• Short problem:
Exact repetition of every entry is required.

• Extracted information:

*****

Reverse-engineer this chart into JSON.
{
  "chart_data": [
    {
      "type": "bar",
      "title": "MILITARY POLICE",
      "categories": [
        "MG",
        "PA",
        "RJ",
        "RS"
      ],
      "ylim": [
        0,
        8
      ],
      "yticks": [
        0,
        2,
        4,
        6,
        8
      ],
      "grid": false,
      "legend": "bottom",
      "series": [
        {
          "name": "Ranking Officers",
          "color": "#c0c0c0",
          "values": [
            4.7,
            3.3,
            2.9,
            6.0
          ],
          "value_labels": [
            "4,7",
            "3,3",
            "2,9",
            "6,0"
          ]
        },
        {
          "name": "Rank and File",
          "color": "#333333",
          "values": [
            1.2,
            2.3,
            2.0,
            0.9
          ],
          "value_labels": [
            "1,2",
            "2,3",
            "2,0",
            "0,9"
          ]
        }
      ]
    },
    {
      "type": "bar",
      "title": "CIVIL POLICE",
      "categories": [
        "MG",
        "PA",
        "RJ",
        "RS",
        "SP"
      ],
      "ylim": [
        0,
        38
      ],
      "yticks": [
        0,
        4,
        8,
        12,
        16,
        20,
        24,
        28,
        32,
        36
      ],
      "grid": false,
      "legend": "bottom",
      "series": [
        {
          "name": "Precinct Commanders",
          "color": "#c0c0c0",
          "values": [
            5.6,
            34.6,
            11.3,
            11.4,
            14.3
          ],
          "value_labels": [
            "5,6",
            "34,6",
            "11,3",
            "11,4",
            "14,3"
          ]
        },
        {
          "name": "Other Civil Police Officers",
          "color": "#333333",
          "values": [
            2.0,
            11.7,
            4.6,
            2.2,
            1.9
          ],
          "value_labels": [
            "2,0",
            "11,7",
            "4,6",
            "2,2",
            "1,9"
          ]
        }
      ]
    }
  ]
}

*****

• Correct answer:
Reverse-engineer this chart into JSON.
{
  "chart_data": [
    {
      "type": "bar",
      "title": "MILITARY POLICE",
      "categories": [
        "MG",
        "PA",
        "RJ",
        "RS"
      ],
      "ylim": [
        0,
        8
      ],
      "yticks": [
        0,
        2,
        4,
        6,
        8
      ],
      "grid": false,
      "legend": "bottom",
      "series": [
        {
          "name": "Ranking Officers",
          "color": "#c0c0c0",
          "values": [
            4.7,
            3.3,
            2.9,
            6.0
          ],
          "value_labels": [
            "4,7",
            "3,3",
            "2,9",
            "6,0"
          ]
        },
        {
          "name": "Rank and File",
          "color": "#333333",
          "values": [
            1.2,
            2.3,
            2.0,
            0.9
          ],
          "value_labels": [
            "1,2",
            "2,3",
            "2,0",
            "0,9"
          ]
        }
      ]
    },
    {
      "type": "bar",
      "title": "CIVIL POLICE",
      "categories": [
        "MG",
        "PA",
        "RJ",
        "RS",
        "SP"
      ],
      "ylim": [
        0,
        38
      ],
      "yticks": [
        0,
        4,
        8,
        12,
        16,
        20,
        24,
        28,
        32,
        36
      ],
      "grid": false,
      "legend": "bottom",
      "series": [
        {
          "name": "Precinct Commanders",
          "color": "#c0c0c0",
          "values": [
            5.6,
            34.6,
            11.3,
            11.4,
            14.3
          ],
          "value_labels": [
            "5,6",
            "34,6",
            "11,3",
            "11,4",
            "14,3"
          ]
        },
        {
          "name": "Other Civil Police Officers",
          "color": "#333333",
          "values": [
            2.0,
            11.7,
            4.6,
            2.2,
            1.9
          ],
          "value_labels": [
            "2,0",
            "11,7",
            "4,6",
            "2,2",
            "1,9"
          ]
        }
      ]
    }
  ]
}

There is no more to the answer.